The data below must be copied in full and without any change.

[Dataset listings of figures]
* * *

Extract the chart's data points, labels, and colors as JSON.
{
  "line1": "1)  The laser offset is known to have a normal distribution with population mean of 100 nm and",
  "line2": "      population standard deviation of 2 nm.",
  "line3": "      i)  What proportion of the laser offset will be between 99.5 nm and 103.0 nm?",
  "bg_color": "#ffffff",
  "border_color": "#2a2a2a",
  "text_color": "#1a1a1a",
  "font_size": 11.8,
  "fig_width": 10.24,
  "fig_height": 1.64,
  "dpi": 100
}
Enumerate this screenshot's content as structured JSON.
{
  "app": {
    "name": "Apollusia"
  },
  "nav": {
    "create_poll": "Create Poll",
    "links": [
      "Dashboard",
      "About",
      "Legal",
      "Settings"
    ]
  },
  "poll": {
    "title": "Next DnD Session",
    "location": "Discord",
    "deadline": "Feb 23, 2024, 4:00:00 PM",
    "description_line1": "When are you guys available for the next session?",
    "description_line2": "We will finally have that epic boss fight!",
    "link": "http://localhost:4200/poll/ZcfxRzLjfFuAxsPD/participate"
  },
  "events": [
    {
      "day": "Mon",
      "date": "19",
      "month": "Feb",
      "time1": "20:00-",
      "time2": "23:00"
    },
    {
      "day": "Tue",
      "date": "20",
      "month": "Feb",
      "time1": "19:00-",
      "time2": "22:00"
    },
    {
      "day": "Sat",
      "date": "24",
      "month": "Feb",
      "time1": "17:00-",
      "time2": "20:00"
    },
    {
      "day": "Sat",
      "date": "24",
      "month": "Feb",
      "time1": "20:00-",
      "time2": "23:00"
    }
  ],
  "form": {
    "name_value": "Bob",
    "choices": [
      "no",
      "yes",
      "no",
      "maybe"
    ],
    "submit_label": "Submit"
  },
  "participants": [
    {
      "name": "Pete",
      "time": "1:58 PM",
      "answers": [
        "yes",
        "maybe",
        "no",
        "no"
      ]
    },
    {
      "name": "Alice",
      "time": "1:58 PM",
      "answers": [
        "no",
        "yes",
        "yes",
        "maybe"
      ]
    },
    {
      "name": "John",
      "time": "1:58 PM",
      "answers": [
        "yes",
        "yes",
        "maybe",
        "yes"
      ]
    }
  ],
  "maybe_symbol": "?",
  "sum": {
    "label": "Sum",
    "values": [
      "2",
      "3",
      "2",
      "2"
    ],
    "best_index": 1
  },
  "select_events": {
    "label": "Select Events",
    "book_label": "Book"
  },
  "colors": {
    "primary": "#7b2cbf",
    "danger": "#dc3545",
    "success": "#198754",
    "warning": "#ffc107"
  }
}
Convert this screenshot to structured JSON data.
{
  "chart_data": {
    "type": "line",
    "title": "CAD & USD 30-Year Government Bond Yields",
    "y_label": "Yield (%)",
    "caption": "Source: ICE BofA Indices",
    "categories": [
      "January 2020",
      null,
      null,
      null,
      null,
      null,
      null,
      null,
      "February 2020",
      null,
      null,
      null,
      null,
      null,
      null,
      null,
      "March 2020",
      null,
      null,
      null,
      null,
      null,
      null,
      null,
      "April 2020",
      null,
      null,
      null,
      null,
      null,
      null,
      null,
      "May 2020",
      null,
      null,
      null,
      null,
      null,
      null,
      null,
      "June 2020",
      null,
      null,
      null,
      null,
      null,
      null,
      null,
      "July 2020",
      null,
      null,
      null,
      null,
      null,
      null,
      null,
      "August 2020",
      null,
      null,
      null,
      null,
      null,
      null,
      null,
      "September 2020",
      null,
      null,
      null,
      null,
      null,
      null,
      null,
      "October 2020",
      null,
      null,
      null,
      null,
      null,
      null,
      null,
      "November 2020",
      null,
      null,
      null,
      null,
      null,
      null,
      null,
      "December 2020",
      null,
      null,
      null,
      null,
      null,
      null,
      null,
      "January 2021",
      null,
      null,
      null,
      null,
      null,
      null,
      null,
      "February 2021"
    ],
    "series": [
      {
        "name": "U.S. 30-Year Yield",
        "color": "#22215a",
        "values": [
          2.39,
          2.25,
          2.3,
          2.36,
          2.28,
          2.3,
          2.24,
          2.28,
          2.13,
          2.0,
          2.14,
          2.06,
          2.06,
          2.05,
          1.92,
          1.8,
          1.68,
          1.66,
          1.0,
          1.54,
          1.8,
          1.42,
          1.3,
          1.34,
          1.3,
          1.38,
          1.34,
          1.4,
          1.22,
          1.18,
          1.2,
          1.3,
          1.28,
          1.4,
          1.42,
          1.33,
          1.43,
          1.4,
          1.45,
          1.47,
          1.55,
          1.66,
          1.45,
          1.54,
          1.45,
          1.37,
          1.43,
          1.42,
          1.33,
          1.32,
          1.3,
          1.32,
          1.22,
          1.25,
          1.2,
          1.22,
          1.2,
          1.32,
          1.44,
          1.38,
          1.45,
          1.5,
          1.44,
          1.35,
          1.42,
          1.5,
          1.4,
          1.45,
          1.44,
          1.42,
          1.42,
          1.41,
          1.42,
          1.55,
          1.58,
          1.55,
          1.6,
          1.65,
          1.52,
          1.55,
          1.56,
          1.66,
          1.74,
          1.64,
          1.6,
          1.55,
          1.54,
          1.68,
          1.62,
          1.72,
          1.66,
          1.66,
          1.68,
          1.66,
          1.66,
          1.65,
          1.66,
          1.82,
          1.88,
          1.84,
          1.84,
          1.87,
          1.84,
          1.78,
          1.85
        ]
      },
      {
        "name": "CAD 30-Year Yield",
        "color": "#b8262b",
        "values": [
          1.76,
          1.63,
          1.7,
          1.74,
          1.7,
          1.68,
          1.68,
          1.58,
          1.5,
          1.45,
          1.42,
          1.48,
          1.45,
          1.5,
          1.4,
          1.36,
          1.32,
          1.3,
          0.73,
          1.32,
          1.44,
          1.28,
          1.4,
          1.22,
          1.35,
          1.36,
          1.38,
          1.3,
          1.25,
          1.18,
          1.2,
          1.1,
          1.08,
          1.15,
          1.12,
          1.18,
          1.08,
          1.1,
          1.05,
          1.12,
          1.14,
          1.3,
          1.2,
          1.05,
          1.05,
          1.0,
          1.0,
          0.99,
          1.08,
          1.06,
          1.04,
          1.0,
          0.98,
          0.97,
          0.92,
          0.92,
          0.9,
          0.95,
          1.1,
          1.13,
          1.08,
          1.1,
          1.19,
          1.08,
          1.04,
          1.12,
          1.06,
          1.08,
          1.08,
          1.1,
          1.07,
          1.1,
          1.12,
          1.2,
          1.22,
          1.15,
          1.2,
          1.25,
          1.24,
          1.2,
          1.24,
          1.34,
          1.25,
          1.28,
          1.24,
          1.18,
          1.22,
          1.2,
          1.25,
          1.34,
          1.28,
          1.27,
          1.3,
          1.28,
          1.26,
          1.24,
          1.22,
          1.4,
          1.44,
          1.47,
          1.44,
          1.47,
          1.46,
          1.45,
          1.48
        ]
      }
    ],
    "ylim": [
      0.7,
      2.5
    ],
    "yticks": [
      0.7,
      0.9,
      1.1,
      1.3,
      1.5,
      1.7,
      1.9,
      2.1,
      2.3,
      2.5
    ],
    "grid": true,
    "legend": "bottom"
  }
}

* * *

Exercise answer:
Extract the chart's data points, labels, and colors as JSON.
{
  "line1": "1)  The laser offset is known to have a normal distribution with population mean of 100 nm and",
  "line2": "      population standard deviation of 2 nm.",
  "line3": "      i)  What proportion of the laser offset will be between 99.5 nm and 103.0 nm?",
  "bg_color": "#ffffff",
  "border_color": "#2a2a2a",
  "text_color": "#1a1a1a",
  "font_size": 11.8,
  "fig_width": 10.24,
  "fig_height": 1.64,
  "dpi": 100
}
Enumerate this screenshot's content as structured JSON.
{
  "app": {
    "name": "Apollusia"
  },
  "nav": {
    "create_poll": "Create Poll",
    "links": [
      "Dashboard",
      "About",
      "Legal",
      "Settings"
    ]
  },
  "poll": {
    "title": "Next DnD Session",
    "location": "Discord",
    "deadline": "Feb 23, 2024, 4:00:00 PM",
    "description_line1": "When are you guys available for the next session?",
    "description_line2": "We will finally have that epic boss fight!",
    "link": "http://localhost:4200/poll/ZcfxRzLjfFuAxsPD/participate"
  },
  "events": [
    {
      "day": "Mon",
      "date": "19",
      "month": "Feb",
      "time1": "20:00-",
      "time2": "23:00"
    },
    {
      "day": "Tue",
      "date": "20",
      "month": "Feb",
      "time1": "19:00-",
      "time2": "22:00"
    },
    {
      "day": "Sat",
      "date": "24",
      "month": "Feb",
      "time1": "17:00-",
      "time2": "20:00"
    },
    {
      "day": "Sat",
      "date": "24",
      "month": "Feb",
      "time1": "20:00-",
      "time2": "23:00"
    }
  ],
  "form": {
    "name_value": "Bob",
    "choices": [
      "no",
      "yes",
      "no",
      "maybe"
    ],
    "submit_label": "Submit"
  },
  "participants": [
    {
      "name": "Pete",
      "time": "1:58 PM",
      "answers": [
        "yes",
        "maybe",
        "no",
        "no"
      ]
    },
    {
      "name": "Alice",
      "time": "1:58 PM",
      "answers": [
        "no",
        "yes",
        "yes",
        "maybe"
      ]
    },
    {
      "name": "John",
      "time": "1:58 PM",
      "answers": [
        "yes",
        "yes",
        "maybe",
        "yes"
      ]
    }
  ],
  "maybe_symbol": "?",
  "sum": {
    "label": "Sum",
    "values": [
      "2",
      "3",
      "2",
      "2"
    ],
    "best_index": 1
  },
  "select_events": {
    "label": "Select Events",
    "book_label": "Book"
  },
  "colors": {
    "primary": "#7b2cbf",
    "danger": "#dc3545",
    "success": "#198754",
    "warning": "#ffc107"
  }
}
Convert this screenshot to structured JSON data.
{
  "chart_data": {
    "type": "line",
    "title": "CAD & USD 30-Year Government Bond Yields",
    "y_label": "Yield (%)",
    "caption": "Source: ICE BofA Indices",
    "categories": [
      "January 2020",
      null,
      null,
      null,
      null,
      null,
      null,
      null,
      "February 2020",
      null,
      null,
      null,
      null,
      null,
      null,
      null,
      "March 2020",
      null,
      null,
      null,
      null,
      null,
      null,
      null,
      "April 2020",
      null,
      null,
      null,
      null,
      null,
      null,
      null,
      "May 2020",
      null,
      null,
      null,
      null,
      null,
      null,
      null,
      "June 2020",
      null,
      null,
      null,
      null,
      null,
      null,
      null,
      "July 2020",
      null,
      null,
      null,
      null,
      null,
      null,
      null,
      "August 2020",
      null,
      null,
      null,
      null,
      null,
      null,
      null,
      "September 2020",
      null,
      null,
      null,
      null,
      null,
      null,
      null,
      "October 2020",
      null,
      null,
      null,
      null,
      null,
      null,
      null,
      "November 2020",
      null,
      null,
      null,
      null,
      null,
      null,
      null,
      "December 2020",
      null,
      null,
      null,
      null,
      null,
      null,
      null,
      "January 2021",
      null,
      null,
      null,
      null,
      null,
      null,
      null,
      "February 2021"
    ],
    "series": [
      {
        "name": "U.S. 30-Year Yield",
        "color": "#22215a",
        "values": [
          2.39,
          2.25,
          2.3,
          2.36,
          2.28,
          2.3,
          2.24,
          2.28,
          2.13,
          2.0,
          2.14,
          2.06,
          2.06,
          2.05,
          1.92,
          1.8,
          1.68,
          1.66,
          1.0,
          1.54,
          1.8,
          1.42,
          1.3,
          1.34,
          1.3,
          1.38,
          1.34,
          1.4,
          1.22,
          1.18,
          1.2,
          1.3,
          1.28,
          1.4,
          1.42,
          1.33,
          1.43,
          1.4,
          1.45,
          1.47,
          1.55,
          1.66,
          1.45,
          1.54,
          1.45,
          1.37,
          1.43,
          1.42,
          1.33,
          1.32,
          1.3,
          1.32,
          1.22,
          1.25,
          1.2,
          1.22,
          1.2,
          1.32,
          1.44,
          1.38,
          1.45,
          1.5,
          1.44,
          1.35,
          1.42,
          1.5,
          1.4,
          1.45,
          1.44,
          1.42,
          1.42,
          1.41,
          1.42,
          1.55,
          1.58,
          1.55,
          1.6,
          1.65,
          1.52,
          1.55,
          1.56,
          1.66,
          1.74,
          1.64,
          1.6,
          1.55,
          1.54,
          1.68,
          1.62,
          1.72,
          1.66,
          1.66,
          1.68,
          1.66,
          1.66,
          1.65,
          1.66,
          1.82,
          1.88,
          1.84,
          1.84,
          1.87,
          1.84,
          1.78,
          1.85
        ]
      },
      {
        "name": "CAD 30-Year Yield",
        "color": "#b8262b",
        "values": [
          1.76,
          1.63,
          1.7,
          1.74,
          1.7,
          1.68,
          1.68,
          1.58,
          1.5,
          1.45,
          1.42,
          1.48,
          1.45,
          1.5,
          1.4,
          1.36,
          1.32,
          1.3,
          0.73,
          1.32,
          1.44,
          1.28,
          1.4,
          1.22,
          1.35,
          1.36,
          1.38,
          1.3,
          1.25,
          1.18,
          1.2,
          1.1,
          1.08,
          1.15,
          1.12,
          1.18,
          1.08,
          1.1,
          1.05,
          1.12,
          1.14,
          1.3,
          1.2,
          1.05,
          1.05,
          1.0,
          1.0,
          0.99,
          1.08,
          1.06,
          1.04,
          1.0,
          0.98,
          0.97,
          0.92,
          0.92,
          0.9,
          0.95,
          1.1,
          1.13,
          1.08,
          1.1,
          1.19,
          1.08,
          1.04,
          1.12,
          1.06,
          1.08,
          1.08,
          1.1,
          1.07,
          1.1,
          1.12,
          1.2,
          1.22,
          1.15,
          1.2,
          1.25,
          1.24,
          1.2,
          1.24,
          1.34,
          1.25,
          1.28,
          1.24,
          1.18,
          1.22,
          1.2,
          1.25,
          1.34,
          1.28,
          1.27,
          1.3,
          1.28,
          1.26,
          1.24,
          1.22,
          1.4,
          1.44,
          1.47,
          1.44,
          1.47,
          1.46,
          1.45,
          1.48
        ]
      }
    ],
    "ylim": [
      0.7,
      2.5
    ],
    "yticks": [
      0.7,
      0.9,
      1.1,
      1.3,
      1.5,
      1.7,
      1.9,
      2.1,
      2.3,
      2.5
    ],
    "grid": true,
    "legend": "bottom"
  }
}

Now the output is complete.